GOAL: Return each line of the data below verbatim; pictures are to be left out.

-=-=-

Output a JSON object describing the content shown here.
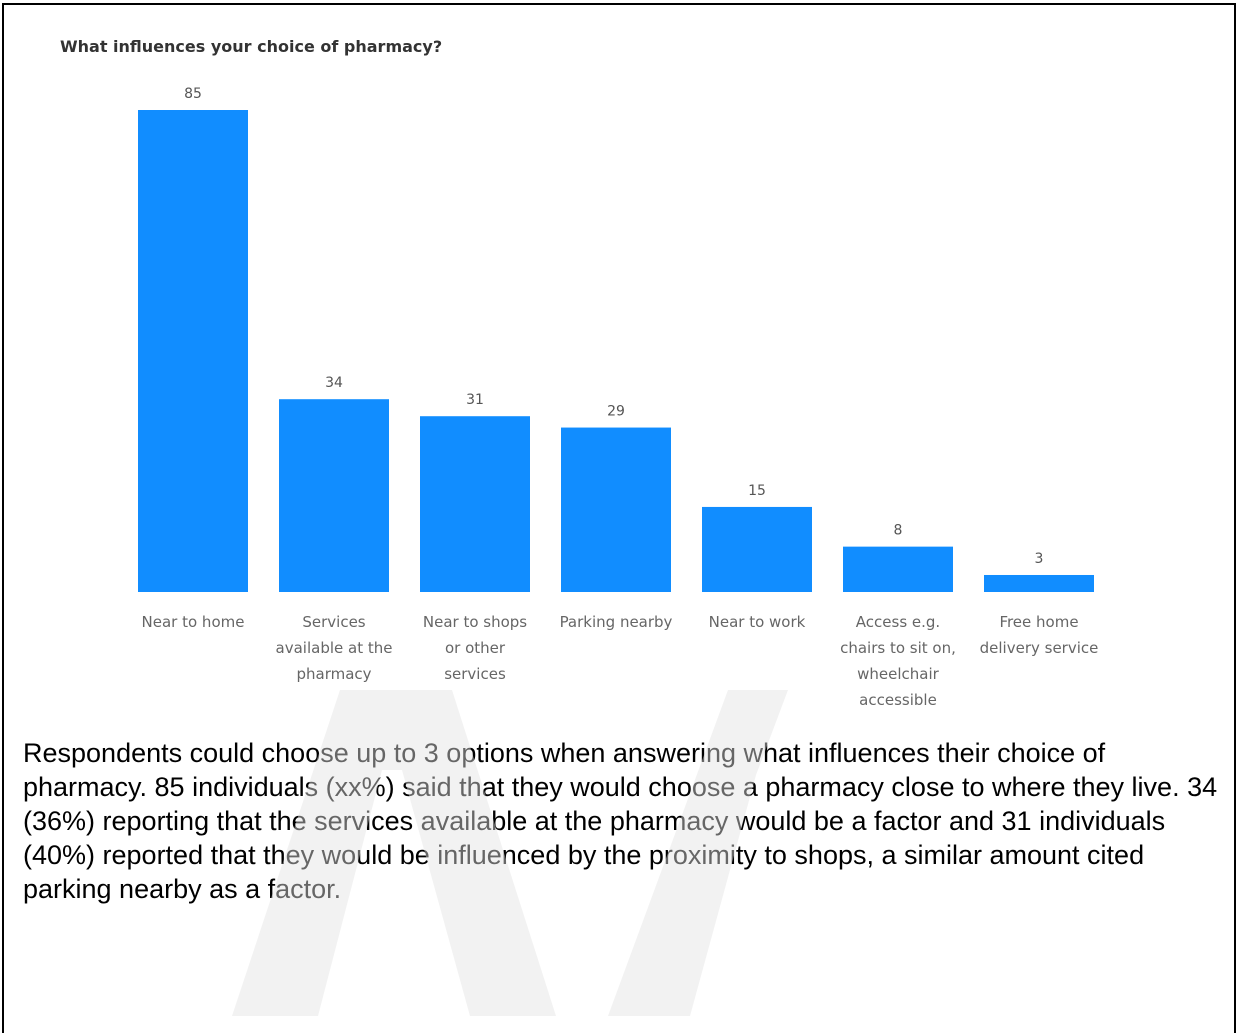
{
  "chart_data": {
    "type": "bar",
    "title": "What influences your choice of pharmacy?",
    "categories": [
      [
        "Near to home"
      ],
      [
        "Services",
        "available at the",
        "pharmacy"
      ],
      [
        "Near to shops",
        "or other",
        "services"
      ],
      [
        "Parking nearby"
      ],
      [
        "Near to work"
      ],
      [
        "Access e.g.",
        "chairs to sit on,",
        "wheelchair",
        "accessible"
      ],
      [
        "Free home",
        "delivery service"
      ]
    ],
    "values": [
      85,
      34,
      31,
      29,
      15,
      8,
      3
    ],
    "ylim": [
      0,
      85
    ],
    "grid": false,
    "bar_color": "#118dff"
  },
  "caption": "Respondents could choose up to 3 options when answering what influences their choice of pharmacy. 85 individuals (xx%) said that they would choose a pharmacy close to where they live. 34 (36%) reporting that the services available at the pharmacy would be a factor and 31 individuals (40%) reported that they would be influenced by the proximity to shops, a similar amount cited parking nearby as a factor."
}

-=-=-

RESPONSE:
Output a JSON object describing the content shown here.
{
  "chart_data": {
    "type": "bar",
    "title": "What influences your choice of pharmacy?",
    "categories": [
      [
        "Near to home"
      ],
      [
        "Services",
        "available at the",
        "pharmacy"
      ],
      [
        "Near to shops",
        "or other",
        "services"
      ],
      [
        "Parking nearby"
      ],
      [
        "Near to work"
      ],
      [
        "Access e.g.",
        "chairs to sit on,",
        "wheelchair",
        "accessible"
      ],
      [
        "Free home",
        "delivery service"
      ]
    ],
    "values": [
      85,
      34,
      31,
      29,
      15,
      8,
      3
    ],
    "ylim": [
      0,
      85
    ],
    "grid": false,
    "bar_color": "#118dff"
  },
  "caption": "Respondents could choose up to 3 options when answering what influences their choice of pharmacy. 85 individuals (xx%) said that they would choose a pharmacy close to where they live. 34 (36%) reporting that the services available at the pharmacy would be a factor and 31 individuals (40%) reported that they would be influenced by the proximity to shops, a similar amount cited parking nearby as a factor."
}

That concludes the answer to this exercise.